# start of THE DATA

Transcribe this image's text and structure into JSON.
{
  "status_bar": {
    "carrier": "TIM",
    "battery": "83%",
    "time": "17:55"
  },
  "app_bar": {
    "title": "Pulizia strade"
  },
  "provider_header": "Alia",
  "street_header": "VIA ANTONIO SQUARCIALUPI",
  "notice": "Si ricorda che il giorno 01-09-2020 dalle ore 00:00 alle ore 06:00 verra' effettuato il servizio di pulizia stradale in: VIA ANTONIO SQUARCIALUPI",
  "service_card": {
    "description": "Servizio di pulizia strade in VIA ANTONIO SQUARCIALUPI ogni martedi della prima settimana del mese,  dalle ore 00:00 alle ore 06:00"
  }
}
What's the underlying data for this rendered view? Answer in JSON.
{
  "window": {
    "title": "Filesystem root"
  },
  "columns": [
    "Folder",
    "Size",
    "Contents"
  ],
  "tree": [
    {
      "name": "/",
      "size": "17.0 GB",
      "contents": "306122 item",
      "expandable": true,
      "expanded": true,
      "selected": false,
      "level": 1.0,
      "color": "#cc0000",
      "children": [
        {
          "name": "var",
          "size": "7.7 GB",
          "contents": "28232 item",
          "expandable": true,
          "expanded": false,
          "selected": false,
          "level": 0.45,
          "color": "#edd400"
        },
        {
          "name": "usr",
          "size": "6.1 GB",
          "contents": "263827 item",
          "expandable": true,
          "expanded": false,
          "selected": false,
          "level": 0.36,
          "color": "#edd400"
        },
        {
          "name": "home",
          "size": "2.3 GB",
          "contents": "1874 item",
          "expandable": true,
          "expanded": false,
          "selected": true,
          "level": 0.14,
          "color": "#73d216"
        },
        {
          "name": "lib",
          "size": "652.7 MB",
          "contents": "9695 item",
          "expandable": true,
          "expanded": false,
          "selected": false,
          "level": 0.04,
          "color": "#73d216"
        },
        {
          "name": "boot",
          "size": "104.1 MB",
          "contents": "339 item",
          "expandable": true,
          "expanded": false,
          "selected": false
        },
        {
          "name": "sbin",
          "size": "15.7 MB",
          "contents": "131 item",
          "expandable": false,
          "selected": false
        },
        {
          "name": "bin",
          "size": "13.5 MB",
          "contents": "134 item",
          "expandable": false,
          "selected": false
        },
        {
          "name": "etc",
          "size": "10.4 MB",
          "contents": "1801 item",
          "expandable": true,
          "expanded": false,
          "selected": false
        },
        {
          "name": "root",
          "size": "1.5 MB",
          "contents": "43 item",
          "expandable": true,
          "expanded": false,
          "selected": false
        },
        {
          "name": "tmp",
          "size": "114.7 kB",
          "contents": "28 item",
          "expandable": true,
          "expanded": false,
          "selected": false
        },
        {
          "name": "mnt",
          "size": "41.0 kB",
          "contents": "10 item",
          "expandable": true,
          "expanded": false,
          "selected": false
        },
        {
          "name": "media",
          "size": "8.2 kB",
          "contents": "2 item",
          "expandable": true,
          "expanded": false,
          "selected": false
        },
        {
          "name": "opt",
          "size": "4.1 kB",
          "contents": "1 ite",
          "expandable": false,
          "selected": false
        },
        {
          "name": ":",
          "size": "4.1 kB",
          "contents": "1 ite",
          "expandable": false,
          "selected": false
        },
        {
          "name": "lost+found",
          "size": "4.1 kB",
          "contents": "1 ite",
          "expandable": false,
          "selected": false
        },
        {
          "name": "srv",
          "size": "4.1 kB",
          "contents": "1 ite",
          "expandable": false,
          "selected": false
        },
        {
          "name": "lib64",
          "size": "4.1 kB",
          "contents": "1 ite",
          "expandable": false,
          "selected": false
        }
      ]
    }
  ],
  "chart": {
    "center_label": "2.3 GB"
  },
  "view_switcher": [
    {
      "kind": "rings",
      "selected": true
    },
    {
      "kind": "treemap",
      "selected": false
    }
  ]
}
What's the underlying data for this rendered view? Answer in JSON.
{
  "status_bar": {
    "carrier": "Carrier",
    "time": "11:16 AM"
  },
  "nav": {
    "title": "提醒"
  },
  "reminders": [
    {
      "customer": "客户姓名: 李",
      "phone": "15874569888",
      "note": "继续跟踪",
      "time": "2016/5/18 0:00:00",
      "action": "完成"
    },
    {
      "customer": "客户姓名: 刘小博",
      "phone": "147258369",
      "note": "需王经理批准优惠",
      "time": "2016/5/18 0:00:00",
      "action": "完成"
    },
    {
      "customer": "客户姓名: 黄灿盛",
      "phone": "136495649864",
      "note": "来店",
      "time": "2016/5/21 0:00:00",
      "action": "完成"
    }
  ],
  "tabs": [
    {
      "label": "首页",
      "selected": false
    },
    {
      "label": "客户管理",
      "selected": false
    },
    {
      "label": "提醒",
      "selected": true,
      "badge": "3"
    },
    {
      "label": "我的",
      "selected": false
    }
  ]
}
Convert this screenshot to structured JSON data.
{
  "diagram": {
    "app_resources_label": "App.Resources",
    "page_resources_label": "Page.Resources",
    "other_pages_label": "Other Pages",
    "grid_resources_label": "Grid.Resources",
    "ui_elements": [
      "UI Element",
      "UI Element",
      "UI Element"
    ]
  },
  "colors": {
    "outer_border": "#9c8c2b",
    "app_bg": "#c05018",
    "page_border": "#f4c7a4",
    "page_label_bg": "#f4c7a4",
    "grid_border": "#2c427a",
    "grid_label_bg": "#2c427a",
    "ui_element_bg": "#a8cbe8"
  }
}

# end of THE DATA

* WHAT THIS TASK INVOLVES
Print the whole listing exactly as it is.

* SOLUTION BELOW
Transcribe this image's text and structure into JSON.
{
  "status_bar": {
    "carrier": "TIM",
    "battery": "83%",
    "time": "17:55"
  },
  "app_bar": {
    "title": "Pulizia strade"
  },
  "provider_header": "Alia",
  "street_header": "VIA ANTONIO SQUARCIALUPI",
  "notice": "Si ricorda che il giorno 01-09-2020 dalle ore 00:00 alle ore 06:00 verra' effettuato il servizio di pulizia stradale in: VIA ANTONIO SQUARCIALUPI",
  "service_card": {
    "description": "Servizio di pulizia strade in VIA ANTONIO SQUARCIALUPI ogni martedi della prima settimana del mese,  dalle ore 00:00 alle ore 06:00"
  }
}
What's the underlying data for this rendered view? Answer in JSON.
{
  "window": {
    "title": "Filesystem root"
  },
  "columns": [
    "Folder",
    "Size",
    "Contents"
  ],
  "tree": [
    {
      "name": "/",
      "size": "17.0 GB",
      "contents": "306122 item",
      "expandable": true,
      "expanded": true,
      "selected": false,
      "level": 1.0,
      "color": "#cc0000",
      "children": [
        {
          "name": "var",
          "size": "7.7 GB",
          "contents": "28232 item",
          "expandable": true,
          "expanded": false,
          "selected": false,
          "level": 0.45,
          "color": "#edd400"
        },
        {
          "name": "usr",
          "size": "6.1 GB",
          "contents": "263827 item",
          "expandable": true,
          "expanded": false,
          "selected": false,
          "level": 0.36,
          "color": "#edd400"
        },
        {
          "name": "home",
          "size": "2.3 GB",
          "contents": "1874 item",
          "expandable": true,
          "expanded": false,
          "selected": true,
          "level": 0.14,
          "color": "#73d216"
        },
        {
          "name": "lib",
          "size": "652.7 MB",
          "contents": "9695 item",
          "expandable": true,
          "expanded": false,
          "selected": false,
          "level": 0.04,
          "color": "#73d216"
        },
        {
          "name": "boot",
          "size": "104.1 MB",
          "contents": "339 item",
          "expandable": true,
          "expanded": false,
          "selected": false
        },
        {
          "name": "sbin",
          "size": "15.7 MB",
          "contents": "131 item",
          "expandable": false,
          "selected": false
        },
        {
          "name": "bin",
          "size": "13.5 MB",
          "contents": "134 item",
          "expandable": false,
          "selected": false
        },
        {
          "name": "etc",
          "size": "10.4 MB",
          "contents": "1801 item",
          "expandable": true,
          "expanded": false,
          "selected": false
        },
        {
          "name": "root",
          "size": "1.5 MB",
          "contents": "43 item",
          "expandable": true,
          "expanded": false,
          "selected": false
        },
        {
          "name": "tmp",
          "size": "114.7 kB",
          "contents": "28 item",
          "expandable": true,
          "expanded": false,
          "selected": false
        },
        {
          "name": "mnt",
          "size": "41.0 kB",
          "contents": "10 item",
          "expandable": true,
          "expanded": false,
          "selected": false
        },
        {
          "name": "media",
          "size": "8.2 kB",
          "contents": "2 item",
          "expandable": true,
          "expanded": false,
          "selected": false
        },
        {
          "name": "opt",
          "size": "4.1 kB",
          "contents": "1 ite",
          "expandable": false,
          "selected": false
        },
        {
          "name": ":",
          "size": "4.1 kB",
          "contents": "1 ite",
          "expandable": false,
          "selected": false
        },
        {
          "name": "lost+found",
          "size": "4.1 kB",
          "contents": "1 ite",
          "expandable": false,
          "selected": false
        },
        {
          "name": "srv",
          "size": "4.1 kB",
          "contents": "1 ite",
          "expandable": false,
          "selected": false
        },
        {
          "name": "lib64",
          "size": "4.1 kB",
          "contents": "1 ite",
          "expandable": false,
          "selected": false
        }
      ]
    }
  ],
  "chart": {
    "center_label": "2.3 GB"
  },
  "view_switcher": [
    {
      "kind": "rings",
      "selected": true
    },
    {
      "kind": "treemap",
      "selected": false
    }
  ]
}
What's the underlying data for this rendered view? Answer in JSON.
{
  "status_bar": {
    "carrier": "Carrier",
    "time": "11:16 AM"
  },
  "nav": {
    "title": "提醒"
  },
  "reminders": [
    {
      "customer": "客户姓名: 李",
      "phone": "15874569888",
      "note": "继续跟踪",
      "time": "2016/5/18 0:00:00",
      "action": "完成"
    },
    {
      "customer": "客户姓名: 刘小博",
      "phone": "147258369",
      "note": "需王经理批准优惠",
      "time": "2016/5/18 0:00:00",
      "action": "完成"
    },
    {
      "customer": "客户姓名: 黄灿盛",
      "phone": "136495649864",
      "note": "来店",
      "time": "2016/5/21 0:00:00",
      "action": "完成"
    }
  ],
  "tabs": [
    {
      "label": "首页",
      "selected": false
    },
    {
      "label": "客户管理",
      "selected": false
    },
    {
      "label": "提醒",
      "selected": true,
      "badge": "3"
    },
    {
      "label": "我的",
      "selected": false
    }
  ]
}
Convert this screenshot to structured JSON data.
{
  "diagram": {
    "app_resources_label": "App.Resources",
    "page_resources_label": "Page.Resources",
    "other_pages_label": "Other Pages",
    "grid_resources_label": "Grid.Resources",
    "ui_elements": [
      "UI Element",
      "UI Element",
      "UI Element"
    ]
  },
  "colors": {
    "outer_border": "#9c8c2b",
    "app_bg": "#c05018",
    "page_border": "#f4c7a4",
    "page_label_bg": "#f4c7a4",
    "grid_border": "#2c427a",
    "grid_label_bg": "#2c427a",
    "ui_element_bg": "#a8cbe8"
  }
}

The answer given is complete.